## BEGIN

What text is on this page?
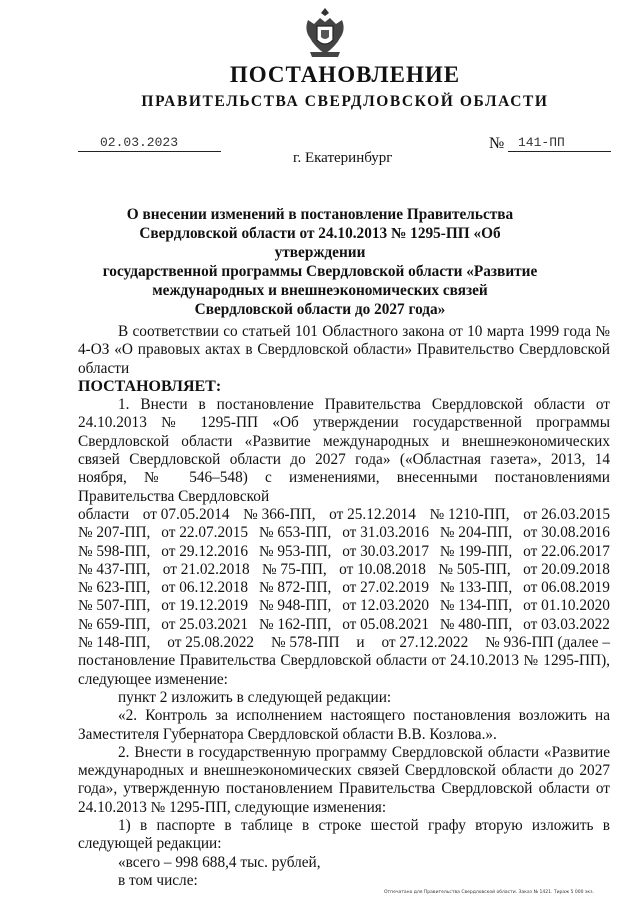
ПОСТАНОВЛЕНИЕ
ПРАВИТЕЛЬСТВА СВЕРДЛОВСКОЙ ОБЛАСТИ
02.03.2023	№ 141-ПП
г. Екатеринбург
О внесении изменений в постановление Правительства
Свердловской области от 24.10.2013 № 1295-ПП «Об утверждении
государственной программы Свердловской области «Развитие
международных и внешнеэкономических связей
Свердловской области до 2027 года»

В соответствии со статьей 101 Областного закона от 10 марта 1999 года № 4-ОЗ «О правовых актах в Свердловской области» Правительство Свердловской области

ПОСТАНОВЛЯЕТ:

1. Внести в постановление Правительства Свердловской области от 24.10.2013 № 1295-ПП «Об утверждении государственной программы Свердловской области «Развитие международных и внешнеэкономических связей Свердловской области до 2027 года» («Областная газета», 2013, 14 ноября, № 546–548) с изменениями, внесенными постановлениями Правительства Свердловской

области от 07.05.2014 № 366-ПП, от 25.12.2014 № 1210-ПП, от 26.03.2015
№ 207-ПП, от 22.07.2015 № 653-ПП, от 31.03.2016 № 204-ПП, от 30.08.2016
№ 598-ПП, от 29.12.2016 № 953-ПП, от 30.03.2017 № 199-ПП, от 22.06.2017
№ 437-ПП, от 21.02.2018 № 75-ПП, от 10.08.2018 № 505-ПП, от 20.09.2018
№ 623-ПП, от 06.12.2018 № 872-ПП, от 27.02.2019 № 133-ПП, от 06.08.2019
№ 507-ПП, от 19.12.2019 № 948-ПП, от 12.03.2020 № 134-ПП, от 01.10.2020
№ 659-ПП, от 25.03.2021 № 162-ПП, от 05.08.2021 № 480-ПП, от 03.03.2022
№ 148-ПП, от 25.08.2022 № 578-ПП и от 27.12.2022 № 936-ПП (далее –

постановление Правительства Свердловской области от 24.10.2013 № 1295-ПП), следующее изменение:

пункт 2 изложить в следующей редакции:

«2. Контроль за исполнением настоящего постановления возложить на Заместителя Губернатора Свердловской области В.В. Козлова.».

2. Внести в государственную программу Свердловской области «Развитие международных и внешнеэкономических связей Свердловской области до 2027 года», утвержденную постановлением Правительства Свердловской области от 24.10.2013 № 1295-ПП, следующие изменения:

1) в паспорте в таблице в строке шестой графу вторую изложить в следующей редакции:

«всего – 998 688,4 тыс. рублей,

в том числе:

Отпечатано для Правительства Свердловской области. Заказ № 1421. Тираж 5 000 экз.
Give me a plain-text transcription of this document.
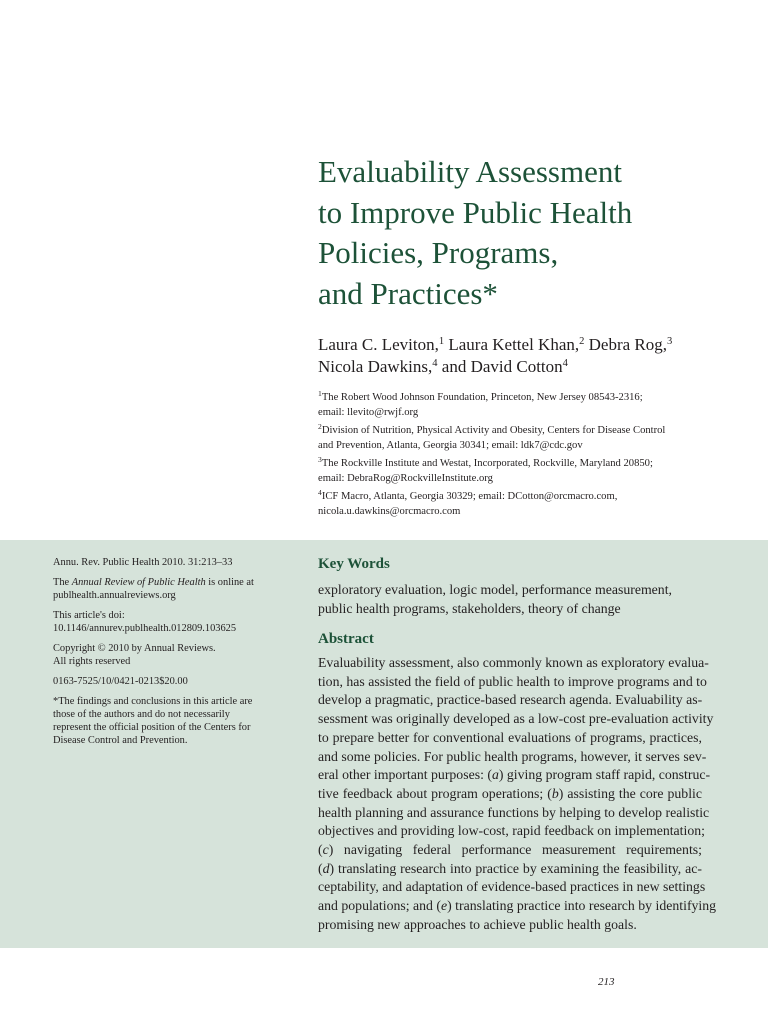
Evaluability Assessment
to Improve Public Health
Policies, Programs,
and Practices*
Laura C. Leviton,$^1$ Laura Kettel Khan,$^2$ Debra Rog,$^3$
Nicola Dawkins,$^4$ and David Cotton$^4$
$^1$The Robert Wood Johnson Foundation, Princeton, New Jersey 08543-2316;
email: llevito@rwjf.org
$^2$Division of Nutrition, Physical Activity and Obesity, Centers for Disease Control
and Prevention, Atlanta, Georgia 30341; email: ldk7@cdc.gov
$^3$The Rockville Institute and Westat, Incorporated, Rockville, Maryland 20850;
email: DebraRog@RockvilleInstitute.org
$^4$ICF Macro, Atlanta, Georgia 30329; email: DCotton@orcmacro.com,
nicola.u.dawkins@orcmacro.com
Annu. Rev. Public Health 2010. 31:213–33
The Annual Review of Public Health is online at
publhealth.annualreviews.org
This article's doi:
10.1146/annurev.publhealth.012809.103625
Copyright © 2010 by Annual Reviews.
All rights reserved
0163-7525/10/0421-0213$20.00
*The findings and conclusions in this article are
those of the authors and do not necessarily
represent the official position of the Centers for
Disease Control and Prevention.
Key Words
exploratory evaluation, logic model, performance measurement,
public health programs, stakeholders, theory of change
Abstract
Evaluability assessment, also commonly known as exploratory evalua-
tion, has assisted the field of public health to improve programs and to
develop a pragmatic, practice-based research agenda. Evaluability as-
sessment was originally developed as a low-cost pre-evaluation activity
to prepare better for conventional evaluations of programs, practices,
and some policies. For public health programs, however, it serves sev-
eral other important purposes: (a) giving program staff rapid, construc-
tive feedback about program operations; (b) assisting the core public
health planning and assurance functions by helping to develop realistic
objectives and providing low-cost, rapid feedback on implementation;
(c) navigating federal performance measurement requirements;
(d) translating research into practice by examining the feasibility, ac-
ceptability, and adaptation of evidence-based practices in new settings
and populations; and (e) translating practice into research by identifying
promising new approaches to achieve public health goals.
213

## END

• [AIM OF THE TASK]: Gather all lines where the word "Disease" appears.

• [ANSWER FOR THE TASK]:
$^2$Division of Nutrition, Physical Activity and Obesity, Centers for Disease Control
Disease Control and Prevention.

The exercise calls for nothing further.